**Extracted data**:
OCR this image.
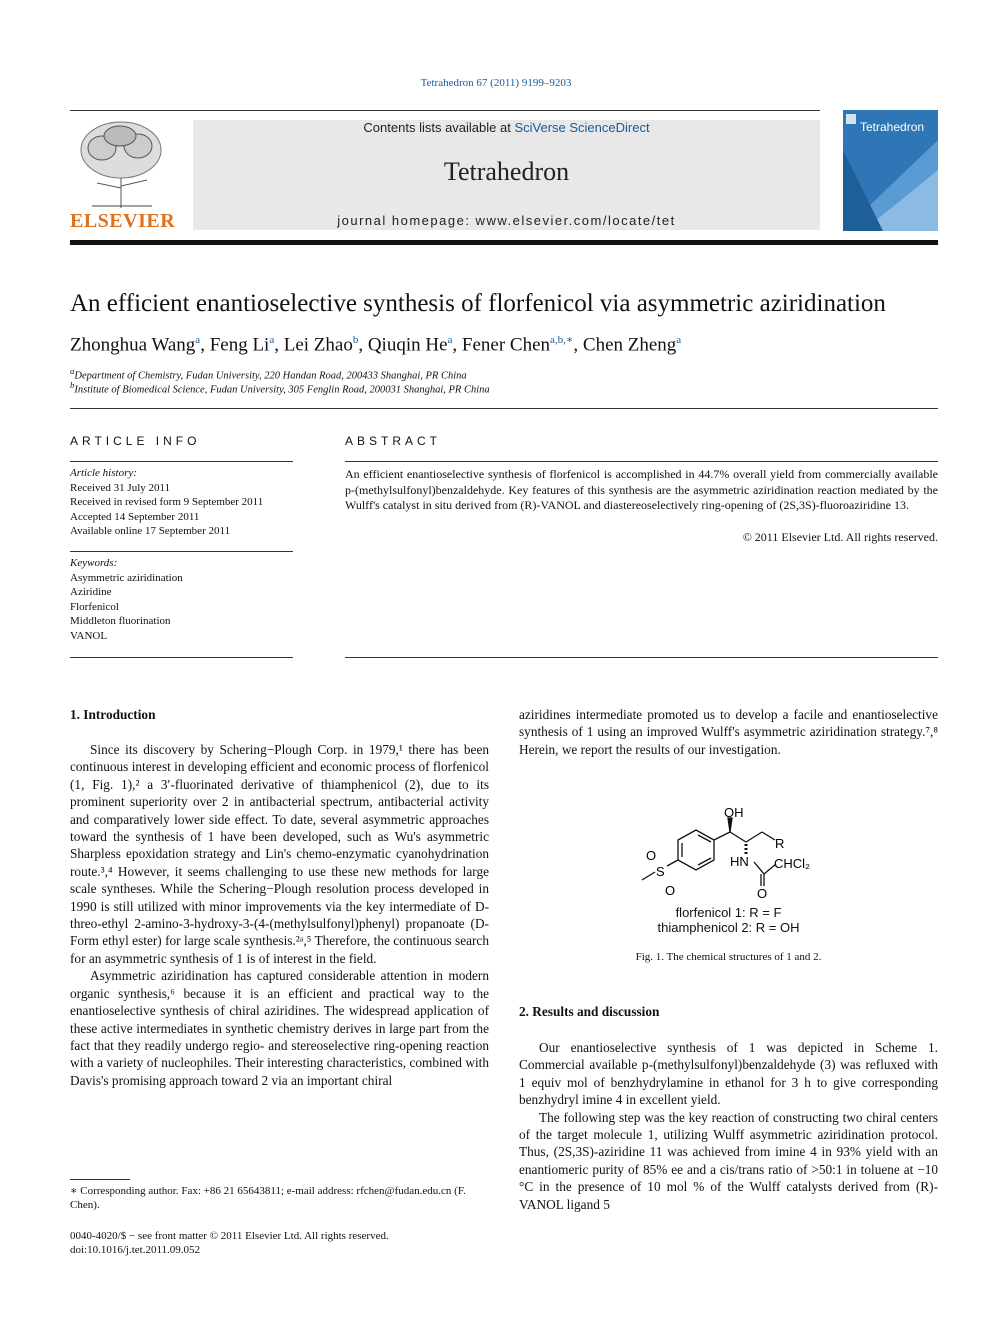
Tetrahedron 67 (2011) 9199–9203
ELSEVIER
Contents lists available at SciVerse ScienceDirect
Tetrahedron
journal homepage: www.elsevier.com/locate/tet
Tetrahedron
An efficient enantioselective synthesis of florfenicol via asymmetric aziridination
Zhonghua Wang$^a$, Feng Li$^a$, Lei Zhao$^b$, Qiuqin He$^a$, Fener Chen$^{a,b,∗}$, Chen Zheng$^a$
$^a$Department of Chemistry, Fudan University, 220 Handan Road, 200433 Shanghai, PR China
$^b$Institute of Biomedical Science, Fudan University, 305 Fenglin Road, 200031 Shanghai, PR China
ARTICLE INFO
Article history:
Received 31 July 2011
Received in revised form 9 September 2011
Accepted 14 September 2011
Available online 17 September 2011
Keywords:
Asymmetric aziridination
Aziridine
Florfenicol
Middleton fluorination
VANOL
ABSTRACT
An efficient enantioselective synthesis of florfenicol is accomplished in 44.7% overall yield from commercially available p-(methylsulfonyl)benzaldehyde. Key features of this synthesis are the asymmetric aziridination reaction mediated by the Wulff's catalyst in situ derived from (R)-VANOL and diastereoselectively ring-opening of (2S,3S)-fluoroaziridine 13.
© 2011 Elsevier Ltd. All rights reserved.
1. Introduction

Since its discovery by Schering−Plough Corp. in 1979,¹ there has been continuous interest in developing efficient and economic process of florfenicol (1, Fig. 1),² a 3′-fluorinated derivative of thiamphenicol (2), due to its prominent superiority over 2 in antibacterial spectrum, antibacterial activity and comparatively lower side effect. To date, several asymmetric approaches toward the synthesis of 1 have been developed, such as Wu's asymmetric Sharpless epoxidation strategy and Lin's chemo-enzymatic cyanohydrination route.³,⁴ However, it seems challenging to use these new methods for large scale syntheses. While the Schering−Plough resolution process developed in 1990 is still utilized with minor improvements via the key intermediate of D-threo-ethyl 2-amino-3-hydroxy-3-(4-(methylsulfonyl)phenyl) propanoate (D-Form ethyl ester) for large scale synthesis.²ᵃ,⁵ Therefore, the continuous search for an asymmetric synthesis of 1 is of interest in the field.

Asymmetric aziridination has captured considerable attention in modern organic synthesis,⁶ because it is an efficient and practical way to the enantioselective synthesis of chiral aziridines. The widespread application of these active intermediates in synthetic chemistry derives in large part from the fact that they readily undergo regio- and stereoselective ring-opening reaction with a variety of nucleophiles. Their interesting characteristics, combined with Davis's promising approach toward 2 via an important chiral

aziridines intermediate promoted us to develop a facile and enantioselective synthesis of 1 using an improved Wulff's asymmetric aziridination strategy.⁷,⁸ Herein, we report the results of our investigation.

OH
R
HN CHCl₂
O
S
O
O
florfenicol 1: R = F
thiamphenicol 2: R = OH
Fig. 1. The chemical structures of 1 and 2.
2. Results and discussion

Our enantioselective synthesis of 1 was depicted in Scheme 1. Commercial available p-(methylsulfonyl)benzaldehyde (3) was refluxed with 1 equiv mol of benzhydrylamine in ethanol for 3 h to give corresponding benzhydryl imine 4 in excellent yield.

The following step was the key reaction of constructing two chiral centers of the target molecule 1, utilizing Wulff asymmetric aziridination protocol. Thus, (2S,3S)-aziridine 11 was achieved from imine 4 in 93% yield with an enantiomeric purity of 85% ee and a cis/trans ratio of >50:1 in toluene at −10 °C in the presence of 10 mol % of the Wulff catalysts derived from (R)-VANOL ligand 5

∗ Corresponding author. Fax: +86 21 65643811; e-mail address: rfchen@fudan.edu.cn (F. Chen).
0040-4020/$ − see front matter © 2011 Elsevier Ltd. All rights reserved.
doi:10.1016/j.tet.2011.09.052
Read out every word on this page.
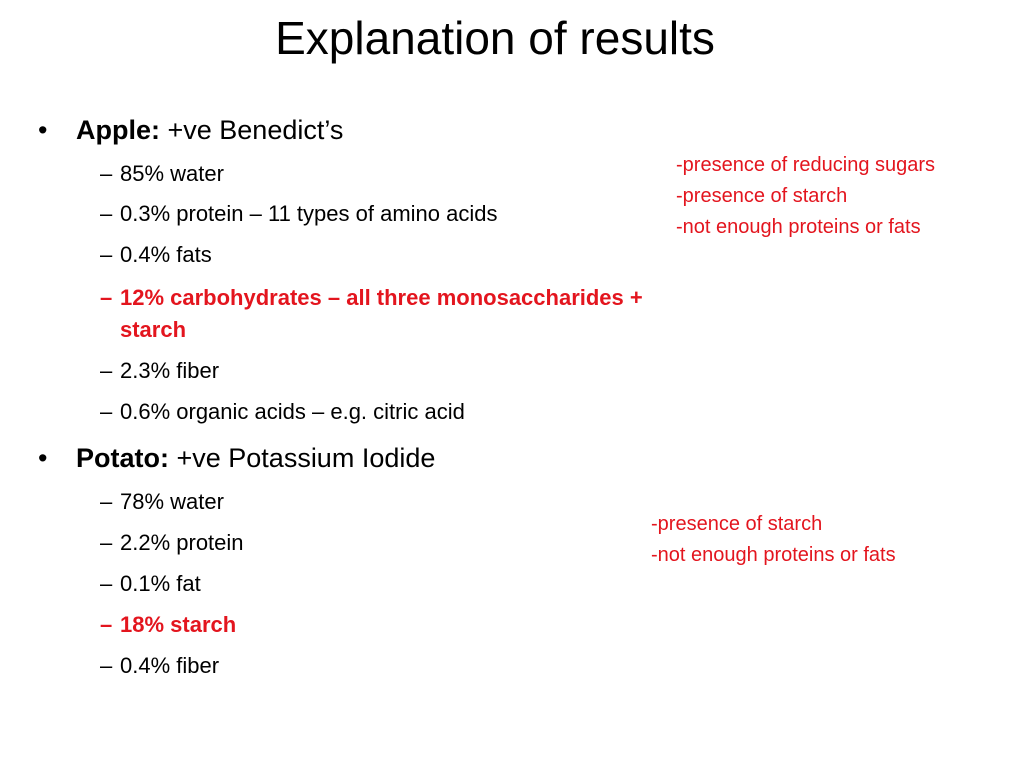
Explanation of results
• Apple: +ve Benedict’s
– 85% water
– 0.3% protein – 11 types of amino acids
– 0.4% fats
– 12% carbohydrates – all three monosaccharides +
starch
– 2.3% fiber
– 0.6% organic acids – e.g. citric acid
-presence of reducing sugars
-presence of starch
-not enough proteins or fats
• Potato: +ve Potassium Iodide
– 78% water
– 2.2% protein
– 0.1% fat
– 18% starch
– 0.4% fiber
-presence of starch
-not enough proteins or fats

**Required action**: Using the material above, report each line where "University" occurs.

**Response to the exercise**:
$^a$Department of Chemistry, Fudan University, 220 Handan Road, 200433 Shanghai, PR China
$^b$Institute of Biomedical Science, Fudan University, 305 Fenglin Road, 200031 Shanghai, PR China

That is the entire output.